Task directions
Locate each line in the records containing "Triadi". Copy it.

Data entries

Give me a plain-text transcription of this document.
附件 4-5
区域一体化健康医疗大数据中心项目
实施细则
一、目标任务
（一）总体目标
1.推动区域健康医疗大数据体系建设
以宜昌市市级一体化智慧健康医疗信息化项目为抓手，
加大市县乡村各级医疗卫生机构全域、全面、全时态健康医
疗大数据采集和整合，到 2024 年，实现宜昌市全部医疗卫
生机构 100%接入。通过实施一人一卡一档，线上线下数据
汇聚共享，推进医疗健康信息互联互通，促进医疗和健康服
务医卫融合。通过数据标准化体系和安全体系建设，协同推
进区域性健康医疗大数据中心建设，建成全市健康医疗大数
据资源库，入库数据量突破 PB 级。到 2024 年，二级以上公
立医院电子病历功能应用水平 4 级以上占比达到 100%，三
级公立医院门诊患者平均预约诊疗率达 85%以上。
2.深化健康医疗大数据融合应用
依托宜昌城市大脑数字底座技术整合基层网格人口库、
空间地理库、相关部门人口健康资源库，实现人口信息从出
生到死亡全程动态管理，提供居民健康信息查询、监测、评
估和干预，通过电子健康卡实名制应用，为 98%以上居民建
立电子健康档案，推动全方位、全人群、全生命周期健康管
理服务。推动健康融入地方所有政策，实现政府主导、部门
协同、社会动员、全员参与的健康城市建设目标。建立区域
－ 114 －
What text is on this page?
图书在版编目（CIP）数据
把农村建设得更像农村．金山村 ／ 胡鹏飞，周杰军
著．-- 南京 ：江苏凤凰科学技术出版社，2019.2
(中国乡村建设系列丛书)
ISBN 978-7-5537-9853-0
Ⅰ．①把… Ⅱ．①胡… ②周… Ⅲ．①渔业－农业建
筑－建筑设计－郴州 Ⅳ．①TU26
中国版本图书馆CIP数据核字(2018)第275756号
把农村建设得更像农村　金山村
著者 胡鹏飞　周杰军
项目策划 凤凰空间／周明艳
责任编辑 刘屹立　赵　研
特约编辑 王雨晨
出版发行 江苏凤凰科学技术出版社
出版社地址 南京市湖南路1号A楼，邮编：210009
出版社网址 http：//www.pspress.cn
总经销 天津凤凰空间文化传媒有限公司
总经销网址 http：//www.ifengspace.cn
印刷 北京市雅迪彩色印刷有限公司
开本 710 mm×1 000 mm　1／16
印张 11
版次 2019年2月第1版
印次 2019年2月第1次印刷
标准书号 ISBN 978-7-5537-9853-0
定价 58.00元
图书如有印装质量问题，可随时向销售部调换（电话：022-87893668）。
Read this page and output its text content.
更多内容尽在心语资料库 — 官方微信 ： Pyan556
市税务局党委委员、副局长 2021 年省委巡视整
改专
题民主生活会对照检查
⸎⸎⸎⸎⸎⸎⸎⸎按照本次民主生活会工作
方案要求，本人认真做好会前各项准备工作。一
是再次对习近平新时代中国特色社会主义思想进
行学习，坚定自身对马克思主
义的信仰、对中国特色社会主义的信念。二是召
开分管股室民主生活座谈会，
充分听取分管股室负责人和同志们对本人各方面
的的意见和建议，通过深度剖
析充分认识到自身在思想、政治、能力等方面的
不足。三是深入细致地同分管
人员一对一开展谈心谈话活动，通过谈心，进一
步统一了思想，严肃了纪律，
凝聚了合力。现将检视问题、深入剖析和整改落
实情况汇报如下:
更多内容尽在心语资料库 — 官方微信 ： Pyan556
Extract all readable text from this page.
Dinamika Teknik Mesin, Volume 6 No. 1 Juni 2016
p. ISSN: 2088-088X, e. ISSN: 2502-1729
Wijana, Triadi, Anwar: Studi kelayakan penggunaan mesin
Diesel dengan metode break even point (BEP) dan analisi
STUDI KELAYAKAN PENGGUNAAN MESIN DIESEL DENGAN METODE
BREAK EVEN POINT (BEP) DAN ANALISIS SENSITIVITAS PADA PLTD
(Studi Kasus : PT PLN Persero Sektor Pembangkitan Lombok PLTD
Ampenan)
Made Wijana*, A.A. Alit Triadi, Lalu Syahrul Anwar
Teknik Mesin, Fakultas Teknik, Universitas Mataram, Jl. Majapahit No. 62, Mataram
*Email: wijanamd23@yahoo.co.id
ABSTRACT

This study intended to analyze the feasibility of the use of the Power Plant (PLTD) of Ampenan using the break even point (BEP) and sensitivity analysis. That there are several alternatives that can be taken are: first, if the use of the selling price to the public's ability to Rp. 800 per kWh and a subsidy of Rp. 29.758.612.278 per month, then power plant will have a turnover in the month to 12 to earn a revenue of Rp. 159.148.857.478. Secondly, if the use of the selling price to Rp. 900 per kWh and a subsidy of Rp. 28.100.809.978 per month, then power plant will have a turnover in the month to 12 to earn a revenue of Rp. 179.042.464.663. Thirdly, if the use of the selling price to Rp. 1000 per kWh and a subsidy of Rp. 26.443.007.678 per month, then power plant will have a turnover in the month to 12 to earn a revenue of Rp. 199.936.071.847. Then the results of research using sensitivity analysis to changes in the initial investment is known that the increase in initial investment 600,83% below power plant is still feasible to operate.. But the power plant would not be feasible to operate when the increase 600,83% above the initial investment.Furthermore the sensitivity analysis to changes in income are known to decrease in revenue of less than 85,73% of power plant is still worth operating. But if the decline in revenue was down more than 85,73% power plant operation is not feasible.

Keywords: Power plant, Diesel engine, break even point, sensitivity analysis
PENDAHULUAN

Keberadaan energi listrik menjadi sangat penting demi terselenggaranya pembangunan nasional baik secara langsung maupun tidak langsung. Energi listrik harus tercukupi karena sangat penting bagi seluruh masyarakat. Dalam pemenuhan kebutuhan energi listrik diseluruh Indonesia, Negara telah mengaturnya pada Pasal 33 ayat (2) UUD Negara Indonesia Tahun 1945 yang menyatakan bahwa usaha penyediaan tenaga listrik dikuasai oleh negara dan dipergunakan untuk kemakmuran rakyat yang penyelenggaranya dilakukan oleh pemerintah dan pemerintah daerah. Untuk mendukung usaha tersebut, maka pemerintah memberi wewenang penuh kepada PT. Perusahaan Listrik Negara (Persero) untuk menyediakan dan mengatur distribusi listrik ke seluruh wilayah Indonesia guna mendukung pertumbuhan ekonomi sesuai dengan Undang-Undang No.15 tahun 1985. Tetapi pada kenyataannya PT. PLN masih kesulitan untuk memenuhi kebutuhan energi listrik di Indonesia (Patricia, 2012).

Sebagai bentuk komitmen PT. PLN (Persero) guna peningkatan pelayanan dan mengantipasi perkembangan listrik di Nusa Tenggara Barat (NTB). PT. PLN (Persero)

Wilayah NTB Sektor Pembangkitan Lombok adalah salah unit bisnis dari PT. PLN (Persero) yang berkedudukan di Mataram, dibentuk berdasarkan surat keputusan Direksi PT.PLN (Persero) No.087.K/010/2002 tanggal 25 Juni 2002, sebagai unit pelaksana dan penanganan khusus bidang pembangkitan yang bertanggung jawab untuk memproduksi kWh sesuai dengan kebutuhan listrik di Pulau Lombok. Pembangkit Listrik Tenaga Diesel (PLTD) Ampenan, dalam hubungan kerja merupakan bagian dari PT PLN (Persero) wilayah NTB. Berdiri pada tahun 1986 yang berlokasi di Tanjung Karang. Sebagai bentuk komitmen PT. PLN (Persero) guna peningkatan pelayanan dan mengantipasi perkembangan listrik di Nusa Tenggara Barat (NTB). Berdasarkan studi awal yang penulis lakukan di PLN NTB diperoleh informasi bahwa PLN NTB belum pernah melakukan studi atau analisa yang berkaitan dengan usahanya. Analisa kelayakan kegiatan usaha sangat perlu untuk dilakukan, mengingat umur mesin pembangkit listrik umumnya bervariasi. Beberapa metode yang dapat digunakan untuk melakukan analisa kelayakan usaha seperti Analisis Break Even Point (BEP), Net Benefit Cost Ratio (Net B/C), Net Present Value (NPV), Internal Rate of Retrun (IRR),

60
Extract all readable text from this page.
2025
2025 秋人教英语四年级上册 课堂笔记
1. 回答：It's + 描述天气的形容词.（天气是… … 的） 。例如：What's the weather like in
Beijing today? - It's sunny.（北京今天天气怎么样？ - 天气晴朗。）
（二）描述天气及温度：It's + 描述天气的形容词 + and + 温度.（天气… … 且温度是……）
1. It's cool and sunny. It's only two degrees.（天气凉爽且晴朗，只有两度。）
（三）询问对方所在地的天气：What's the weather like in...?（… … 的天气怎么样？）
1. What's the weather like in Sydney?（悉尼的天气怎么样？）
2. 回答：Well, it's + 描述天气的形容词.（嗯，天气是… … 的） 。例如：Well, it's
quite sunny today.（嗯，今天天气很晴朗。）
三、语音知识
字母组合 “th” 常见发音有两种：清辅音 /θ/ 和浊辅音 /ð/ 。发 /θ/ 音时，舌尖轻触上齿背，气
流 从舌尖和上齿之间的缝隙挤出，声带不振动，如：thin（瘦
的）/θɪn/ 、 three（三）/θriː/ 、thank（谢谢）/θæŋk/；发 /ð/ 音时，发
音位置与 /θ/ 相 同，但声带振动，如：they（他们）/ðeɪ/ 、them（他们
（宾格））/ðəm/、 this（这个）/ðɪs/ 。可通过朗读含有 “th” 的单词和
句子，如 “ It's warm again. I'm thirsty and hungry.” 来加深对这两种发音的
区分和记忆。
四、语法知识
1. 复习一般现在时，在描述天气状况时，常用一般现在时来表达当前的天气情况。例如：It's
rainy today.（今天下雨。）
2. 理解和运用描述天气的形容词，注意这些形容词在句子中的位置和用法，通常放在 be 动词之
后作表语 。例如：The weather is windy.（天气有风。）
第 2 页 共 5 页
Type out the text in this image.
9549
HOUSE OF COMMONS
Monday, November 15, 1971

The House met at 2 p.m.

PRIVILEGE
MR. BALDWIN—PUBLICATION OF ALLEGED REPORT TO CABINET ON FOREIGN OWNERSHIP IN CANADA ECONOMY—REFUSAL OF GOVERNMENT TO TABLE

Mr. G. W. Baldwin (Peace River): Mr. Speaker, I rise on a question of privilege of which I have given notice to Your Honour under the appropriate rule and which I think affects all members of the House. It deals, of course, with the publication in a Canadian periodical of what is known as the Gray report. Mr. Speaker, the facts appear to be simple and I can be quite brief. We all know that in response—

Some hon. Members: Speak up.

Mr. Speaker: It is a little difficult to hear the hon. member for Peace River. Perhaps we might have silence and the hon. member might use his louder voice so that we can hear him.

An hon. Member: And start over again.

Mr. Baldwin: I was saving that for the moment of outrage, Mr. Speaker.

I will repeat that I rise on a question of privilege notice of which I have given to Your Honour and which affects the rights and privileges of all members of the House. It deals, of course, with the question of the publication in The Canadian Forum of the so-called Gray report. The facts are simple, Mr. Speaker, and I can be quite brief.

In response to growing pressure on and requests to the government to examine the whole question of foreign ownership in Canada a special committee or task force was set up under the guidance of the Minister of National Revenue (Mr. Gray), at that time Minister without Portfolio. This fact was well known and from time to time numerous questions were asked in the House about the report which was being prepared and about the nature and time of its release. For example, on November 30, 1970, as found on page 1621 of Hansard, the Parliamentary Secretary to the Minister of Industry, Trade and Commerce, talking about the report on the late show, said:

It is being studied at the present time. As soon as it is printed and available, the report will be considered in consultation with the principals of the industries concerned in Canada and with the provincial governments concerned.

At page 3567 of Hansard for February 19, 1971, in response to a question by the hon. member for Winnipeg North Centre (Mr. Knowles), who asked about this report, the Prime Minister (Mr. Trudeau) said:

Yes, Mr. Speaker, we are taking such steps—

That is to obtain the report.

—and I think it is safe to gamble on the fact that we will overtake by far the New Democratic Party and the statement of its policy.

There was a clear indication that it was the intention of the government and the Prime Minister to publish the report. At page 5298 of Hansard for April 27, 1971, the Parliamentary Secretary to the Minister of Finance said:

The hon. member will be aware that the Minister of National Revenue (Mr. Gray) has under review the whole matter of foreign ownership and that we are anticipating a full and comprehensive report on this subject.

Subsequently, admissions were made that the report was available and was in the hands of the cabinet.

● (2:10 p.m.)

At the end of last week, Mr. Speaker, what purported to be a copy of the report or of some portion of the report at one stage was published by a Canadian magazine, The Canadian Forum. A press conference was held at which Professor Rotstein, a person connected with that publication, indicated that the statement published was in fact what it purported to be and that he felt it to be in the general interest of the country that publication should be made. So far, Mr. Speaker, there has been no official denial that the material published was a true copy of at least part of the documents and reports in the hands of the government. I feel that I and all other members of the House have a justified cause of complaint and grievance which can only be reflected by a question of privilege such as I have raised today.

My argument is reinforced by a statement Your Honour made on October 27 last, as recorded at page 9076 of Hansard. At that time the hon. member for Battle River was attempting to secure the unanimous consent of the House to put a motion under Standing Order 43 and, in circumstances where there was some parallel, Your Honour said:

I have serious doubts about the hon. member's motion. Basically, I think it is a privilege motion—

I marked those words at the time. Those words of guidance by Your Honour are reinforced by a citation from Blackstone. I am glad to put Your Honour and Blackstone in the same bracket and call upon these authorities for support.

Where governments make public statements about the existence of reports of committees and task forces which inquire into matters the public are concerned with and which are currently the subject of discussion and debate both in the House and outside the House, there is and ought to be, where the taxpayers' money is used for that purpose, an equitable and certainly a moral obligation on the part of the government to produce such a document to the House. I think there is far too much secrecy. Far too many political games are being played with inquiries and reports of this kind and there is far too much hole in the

Finished answer
Wijana, Triadi, Anwar: Studi kelayakan penggunaan mesin
Made Wijana*, A.A. Alit Triadi, Lalu Syahrul Anwar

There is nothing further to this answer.